TASK REQUIREMENTS -> Without the images, output each record below as it stands.
-- EXERCISE INPUT start --
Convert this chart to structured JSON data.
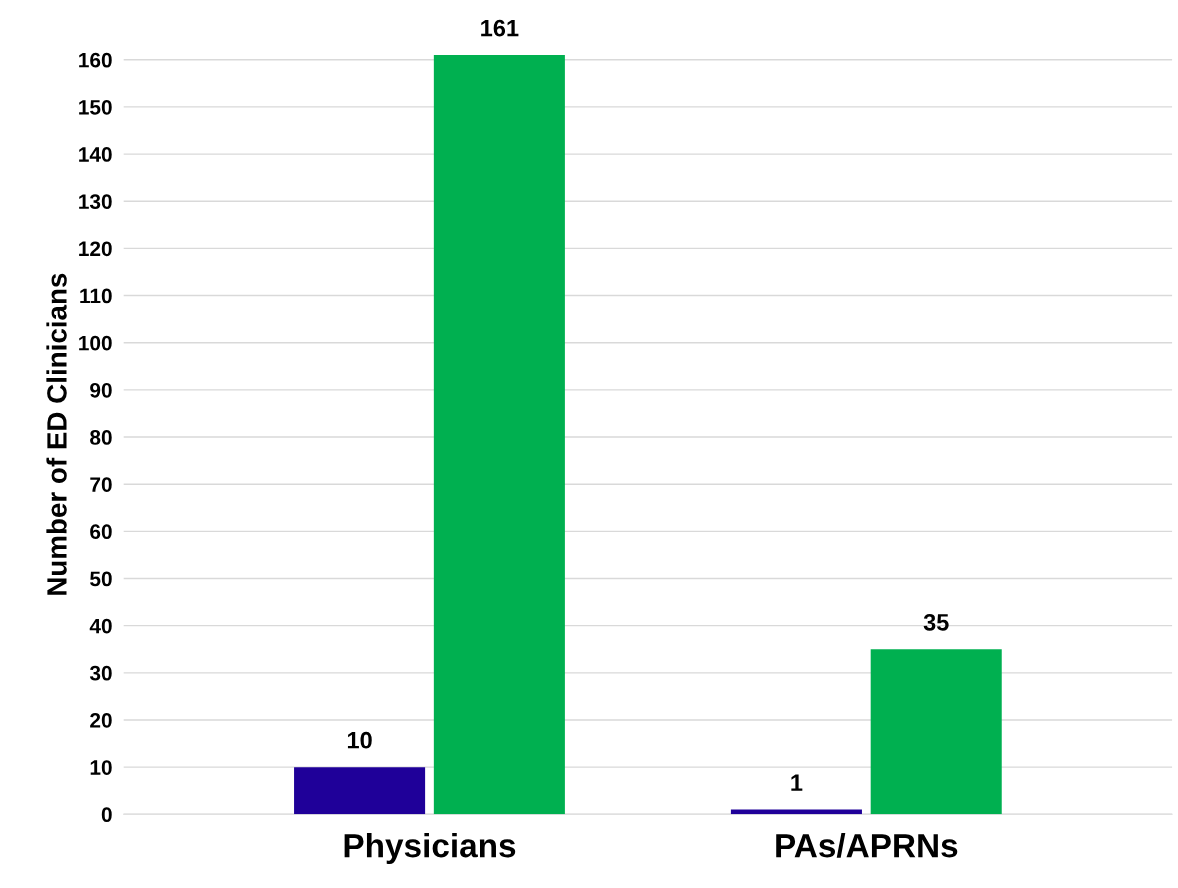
{
  "chart_data": {
    "type": "bar",
    "ylabel": "Number of ED Clinicians",
    "categories": [
      "Physicians",
      "PAs/APRNs"
    ],
    "series": [
      {
        "color": "#1f0099",
        "values": [
          10,
          1
        ]
      },
      {
        "color": "#00b050",
        "values": [
          161,
          35
        ]
      }
    ],
    "ylim": [
      0,
      161
    ],
    "yticks": [
      0,
      10,
      20,
      30,
      40,
      50,
      60,
      70,
      80,
      90,
      100,
      110,
      120,
      130,
      140,
      150,
      160
    ],
    "grid": "y",
    "data_labels": true
  }
}
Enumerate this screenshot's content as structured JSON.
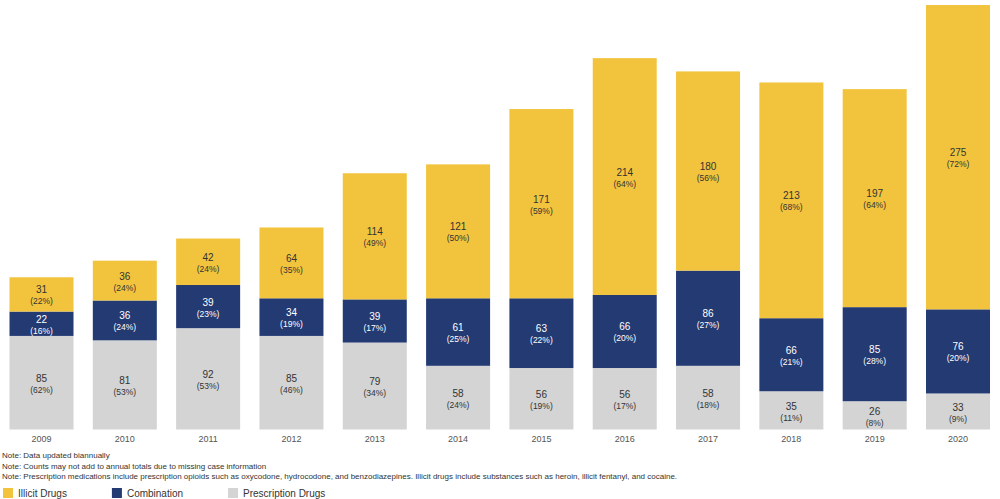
-- EXERCISE INPUT end --
EXERCISE ANSWER ->
Convert this chart to structured JSON data.
{
  "chart_data": {
    "type": "bar",
    "ylabel": "Number of ED Clinicians",
    "categories": [
      "Physicians",
      "PAs/APRNs"
    ],
    "series": [
      {
        "color": "#1f0099",
        "values": [
          10,
          1
        ]
      },
      {
        "color": "#00b050",
        "values": [
          161,
          35
        ]
      }
    ],
    "ylim": [
      0,
      161
    ],
    "yticks": [
      0,
      10,
      20,
      30,
      40,
      50,
      60,
      70,
      80,
      90,
      100,
      110,
      120,
      130,
      140,
      150,
      160
    ],
    "grid": "y",
    "data_labels": true
  }
}
Enumerate this screenshot's content as structured JSON.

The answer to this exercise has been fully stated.